▶ [Task goal] Gather every line holding the string "Upper".

Records about charts and figures

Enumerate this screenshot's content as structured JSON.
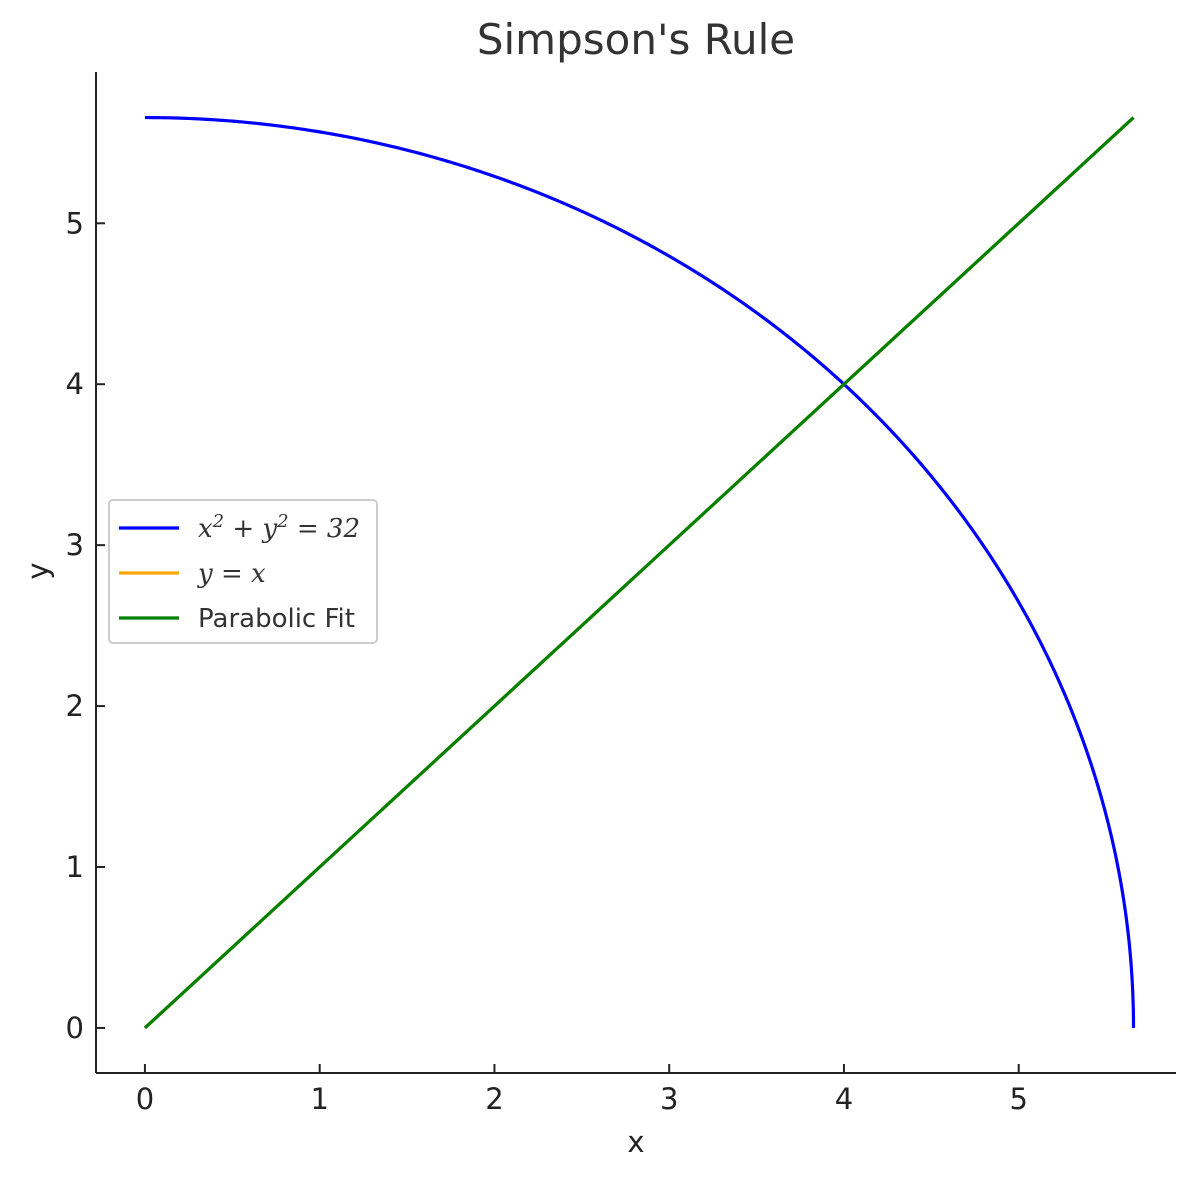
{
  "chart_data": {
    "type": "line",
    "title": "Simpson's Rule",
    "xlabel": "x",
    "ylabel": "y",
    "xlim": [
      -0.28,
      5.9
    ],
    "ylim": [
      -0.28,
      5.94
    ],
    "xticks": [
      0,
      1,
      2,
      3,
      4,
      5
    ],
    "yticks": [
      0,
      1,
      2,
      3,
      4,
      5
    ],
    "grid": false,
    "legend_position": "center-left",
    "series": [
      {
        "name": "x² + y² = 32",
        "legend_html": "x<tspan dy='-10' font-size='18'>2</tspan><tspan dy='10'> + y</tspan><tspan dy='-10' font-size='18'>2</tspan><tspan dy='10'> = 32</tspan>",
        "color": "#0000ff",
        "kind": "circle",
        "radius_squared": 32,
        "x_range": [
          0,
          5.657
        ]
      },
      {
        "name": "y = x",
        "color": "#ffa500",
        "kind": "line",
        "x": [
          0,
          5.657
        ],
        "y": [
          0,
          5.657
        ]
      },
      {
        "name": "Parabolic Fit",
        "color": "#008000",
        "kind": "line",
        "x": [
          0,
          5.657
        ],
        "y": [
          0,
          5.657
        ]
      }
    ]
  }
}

* * *

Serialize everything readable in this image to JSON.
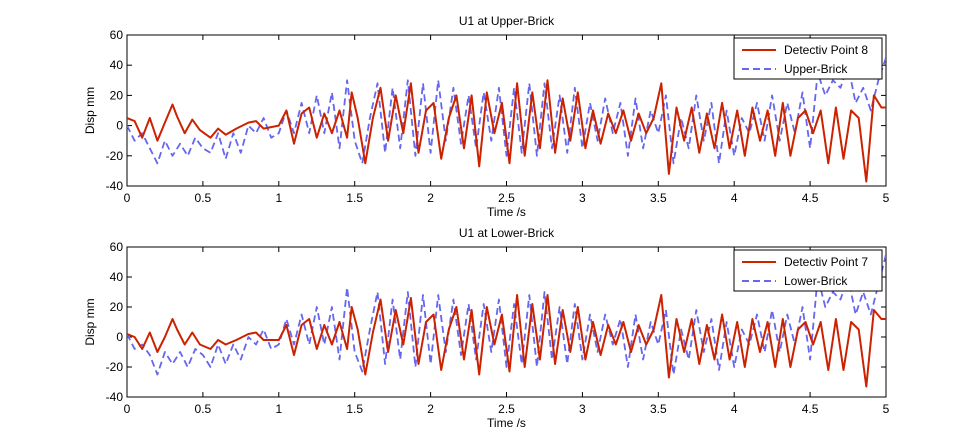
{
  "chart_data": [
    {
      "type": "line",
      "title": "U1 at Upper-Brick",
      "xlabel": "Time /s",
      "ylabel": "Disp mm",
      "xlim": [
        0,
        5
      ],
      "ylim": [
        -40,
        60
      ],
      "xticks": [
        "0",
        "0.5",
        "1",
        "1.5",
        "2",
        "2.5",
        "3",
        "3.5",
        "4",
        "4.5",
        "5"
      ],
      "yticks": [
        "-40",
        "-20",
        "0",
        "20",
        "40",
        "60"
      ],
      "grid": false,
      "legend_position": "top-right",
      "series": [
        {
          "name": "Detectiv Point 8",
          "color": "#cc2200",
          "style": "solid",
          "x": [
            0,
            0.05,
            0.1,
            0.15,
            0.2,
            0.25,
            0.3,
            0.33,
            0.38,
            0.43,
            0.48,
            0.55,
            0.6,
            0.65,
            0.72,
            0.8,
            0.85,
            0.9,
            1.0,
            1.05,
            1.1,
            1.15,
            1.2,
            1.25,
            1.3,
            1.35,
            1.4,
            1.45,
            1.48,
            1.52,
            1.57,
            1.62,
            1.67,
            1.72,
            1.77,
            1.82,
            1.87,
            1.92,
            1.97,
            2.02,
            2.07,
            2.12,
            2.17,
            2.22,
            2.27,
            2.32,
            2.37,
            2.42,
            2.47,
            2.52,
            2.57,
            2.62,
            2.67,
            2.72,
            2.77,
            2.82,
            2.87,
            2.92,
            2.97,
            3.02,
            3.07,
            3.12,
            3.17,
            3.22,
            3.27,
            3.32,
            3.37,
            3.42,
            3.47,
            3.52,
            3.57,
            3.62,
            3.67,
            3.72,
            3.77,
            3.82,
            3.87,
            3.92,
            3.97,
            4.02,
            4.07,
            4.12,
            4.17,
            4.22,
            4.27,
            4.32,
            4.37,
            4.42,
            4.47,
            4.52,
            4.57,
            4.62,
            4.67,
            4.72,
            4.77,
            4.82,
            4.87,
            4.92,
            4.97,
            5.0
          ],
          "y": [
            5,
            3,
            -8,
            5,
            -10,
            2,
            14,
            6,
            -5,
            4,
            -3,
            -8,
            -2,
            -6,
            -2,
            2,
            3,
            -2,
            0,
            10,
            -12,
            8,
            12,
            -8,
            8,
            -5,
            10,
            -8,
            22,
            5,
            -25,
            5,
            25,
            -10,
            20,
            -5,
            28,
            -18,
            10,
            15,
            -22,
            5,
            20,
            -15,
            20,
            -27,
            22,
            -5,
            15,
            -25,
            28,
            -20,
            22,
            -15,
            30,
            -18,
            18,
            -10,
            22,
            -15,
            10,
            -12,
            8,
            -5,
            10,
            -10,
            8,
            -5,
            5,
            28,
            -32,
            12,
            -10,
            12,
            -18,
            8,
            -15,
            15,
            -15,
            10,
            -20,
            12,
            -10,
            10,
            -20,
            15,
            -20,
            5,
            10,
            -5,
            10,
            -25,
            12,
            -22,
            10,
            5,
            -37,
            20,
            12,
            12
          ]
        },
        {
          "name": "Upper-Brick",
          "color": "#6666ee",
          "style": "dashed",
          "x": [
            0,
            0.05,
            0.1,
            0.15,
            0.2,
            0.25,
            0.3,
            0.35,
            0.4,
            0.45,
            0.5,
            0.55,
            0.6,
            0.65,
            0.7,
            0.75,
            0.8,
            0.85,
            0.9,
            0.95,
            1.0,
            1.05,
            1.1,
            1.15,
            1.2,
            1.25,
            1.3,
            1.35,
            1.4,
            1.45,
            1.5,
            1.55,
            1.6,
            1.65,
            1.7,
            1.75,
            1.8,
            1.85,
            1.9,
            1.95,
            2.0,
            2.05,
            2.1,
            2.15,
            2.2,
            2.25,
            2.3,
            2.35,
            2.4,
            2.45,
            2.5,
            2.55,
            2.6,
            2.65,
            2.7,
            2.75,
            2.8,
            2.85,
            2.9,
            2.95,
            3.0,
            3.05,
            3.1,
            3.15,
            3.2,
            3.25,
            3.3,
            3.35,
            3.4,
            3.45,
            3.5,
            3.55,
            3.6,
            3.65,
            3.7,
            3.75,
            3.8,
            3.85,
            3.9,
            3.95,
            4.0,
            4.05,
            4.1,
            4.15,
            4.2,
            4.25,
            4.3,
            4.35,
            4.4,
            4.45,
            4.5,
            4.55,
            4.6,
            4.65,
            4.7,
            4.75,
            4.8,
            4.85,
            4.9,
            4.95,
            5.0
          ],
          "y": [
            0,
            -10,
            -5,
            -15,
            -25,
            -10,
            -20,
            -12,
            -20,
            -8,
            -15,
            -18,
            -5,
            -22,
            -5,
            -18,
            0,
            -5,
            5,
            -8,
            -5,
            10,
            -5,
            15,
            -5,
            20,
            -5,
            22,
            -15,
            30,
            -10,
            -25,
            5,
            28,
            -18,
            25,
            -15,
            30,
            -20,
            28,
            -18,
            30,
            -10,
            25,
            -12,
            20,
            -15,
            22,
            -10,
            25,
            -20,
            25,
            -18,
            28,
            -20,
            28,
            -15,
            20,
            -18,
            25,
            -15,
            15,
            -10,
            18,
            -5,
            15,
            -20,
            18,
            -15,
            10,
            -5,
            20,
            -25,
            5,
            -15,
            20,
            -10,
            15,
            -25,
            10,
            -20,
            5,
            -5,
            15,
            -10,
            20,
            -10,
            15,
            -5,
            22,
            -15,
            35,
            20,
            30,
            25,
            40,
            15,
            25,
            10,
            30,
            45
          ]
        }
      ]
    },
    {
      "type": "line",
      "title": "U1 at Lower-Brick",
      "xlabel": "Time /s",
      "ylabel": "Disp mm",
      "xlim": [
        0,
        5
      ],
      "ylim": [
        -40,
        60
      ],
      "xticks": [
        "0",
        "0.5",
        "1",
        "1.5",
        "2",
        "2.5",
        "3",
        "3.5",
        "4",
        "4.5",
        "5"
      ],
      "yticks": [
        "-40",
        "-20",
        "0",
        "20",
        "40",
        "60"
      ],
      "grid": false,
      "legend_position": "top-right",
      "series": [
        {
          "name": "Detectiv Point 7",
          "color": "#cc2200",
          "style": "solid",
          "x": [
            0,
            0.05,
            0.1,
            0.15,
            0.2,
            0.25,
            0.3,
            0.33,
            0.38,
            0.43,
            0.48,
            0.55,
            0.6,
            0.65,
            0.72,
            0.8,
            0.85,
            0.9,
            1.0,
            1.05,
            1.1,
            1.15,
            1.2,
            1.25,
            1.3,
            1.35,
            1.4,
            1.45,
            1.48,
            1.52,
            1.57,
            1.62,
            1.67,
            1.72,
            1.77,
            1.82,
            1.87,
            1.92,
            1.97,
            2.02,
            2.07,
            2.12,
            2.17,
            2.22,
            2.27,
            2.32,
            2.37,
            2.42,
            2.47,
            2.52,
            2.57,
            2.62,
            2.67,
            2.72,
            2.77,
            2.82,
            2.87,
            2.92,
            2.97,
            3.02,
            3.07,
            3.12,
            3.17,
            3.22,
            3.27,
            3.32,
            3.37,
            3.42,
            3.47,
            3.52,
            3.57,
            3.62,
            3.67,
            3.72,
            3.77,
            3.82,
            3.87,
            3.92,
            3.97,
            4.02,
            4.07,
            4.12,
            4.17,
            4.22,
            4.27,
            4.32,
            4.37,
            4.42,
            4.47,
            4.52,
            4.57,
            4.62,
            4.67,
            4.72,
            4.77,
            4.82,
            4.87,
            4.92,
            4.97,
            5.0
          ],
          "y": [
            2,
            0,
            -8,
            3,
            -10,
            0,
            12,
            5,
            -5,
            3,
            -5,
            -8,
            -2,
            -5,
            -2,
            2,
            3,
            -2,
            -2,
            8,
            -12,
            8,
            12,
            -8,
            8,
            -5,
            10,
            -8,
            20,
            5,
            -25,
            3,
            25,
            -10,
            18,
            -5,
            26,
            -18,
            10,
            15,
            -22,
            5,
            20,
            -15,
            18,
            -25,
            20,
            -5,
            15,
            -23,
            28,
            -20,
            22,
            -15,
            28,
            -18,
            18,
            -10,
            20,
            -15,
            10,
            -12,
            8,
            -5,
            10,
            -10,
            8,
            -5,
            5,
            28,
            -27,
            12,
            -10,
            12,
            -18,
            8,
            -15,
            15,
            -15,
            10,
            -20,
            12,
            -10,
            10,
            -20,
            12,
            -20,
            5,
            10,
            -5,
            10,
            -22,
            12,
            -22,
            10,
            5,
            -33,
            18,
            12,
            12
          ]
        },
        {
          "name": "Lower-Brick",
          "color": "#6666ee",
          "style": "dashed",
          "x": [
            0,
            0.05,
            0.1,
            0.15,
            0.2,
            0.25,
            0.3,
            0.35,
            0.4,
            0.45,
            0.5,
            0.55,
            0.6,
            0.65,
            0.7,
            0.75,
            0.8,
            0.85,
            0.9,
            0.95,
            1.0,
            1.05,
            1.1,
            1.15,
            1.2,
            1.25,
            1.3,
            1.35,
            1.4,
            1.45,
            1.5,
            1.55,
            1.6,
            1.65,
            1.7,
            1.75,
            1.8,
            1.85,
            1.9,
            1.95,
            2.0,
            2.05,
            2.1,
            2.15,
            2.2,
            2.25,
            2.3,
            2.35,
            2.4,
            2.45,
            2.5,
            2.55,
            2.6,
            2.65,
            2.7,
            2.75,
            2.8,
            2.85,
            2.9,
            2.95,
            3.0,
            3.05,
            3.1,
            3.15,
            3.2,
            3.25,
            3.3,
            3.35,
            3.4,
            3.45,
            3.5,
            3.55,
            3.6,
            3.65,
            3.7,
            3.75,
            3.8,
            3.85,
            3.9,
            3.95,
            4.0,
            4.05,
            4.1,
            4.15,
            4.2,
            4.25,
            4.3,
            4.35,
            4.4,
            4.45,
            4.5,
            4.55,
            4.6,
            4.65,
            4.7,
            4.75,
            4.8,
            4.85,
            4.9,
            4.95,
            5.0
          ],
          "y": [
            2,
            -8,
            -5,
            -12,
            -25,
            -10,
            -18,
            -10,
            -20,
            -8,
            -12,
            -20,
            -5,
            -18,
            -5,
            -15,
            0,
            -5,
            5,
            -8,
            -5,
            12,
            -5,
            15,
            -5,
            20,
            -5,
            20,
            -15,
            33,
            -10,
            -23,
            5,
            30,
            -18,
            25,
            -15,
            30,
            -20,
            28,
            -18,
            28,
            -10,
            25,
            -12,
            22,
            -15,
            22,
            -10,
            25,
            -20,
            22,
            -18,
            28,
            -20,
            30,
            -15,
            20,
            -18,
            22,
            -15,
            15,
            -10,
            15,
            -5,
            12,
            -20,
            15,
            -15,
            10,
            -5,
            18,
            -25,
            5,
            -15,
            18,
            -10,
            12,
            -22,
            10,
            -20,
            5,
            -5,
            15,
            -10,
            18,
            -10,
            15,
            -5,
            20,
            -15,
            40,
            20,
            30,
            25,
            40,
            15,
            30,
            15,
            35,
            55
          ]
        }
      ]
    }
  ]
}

▶ [Result for this exercise]
      "title": "U1 at Upper-Brick",
          "name": "Upper-Brick",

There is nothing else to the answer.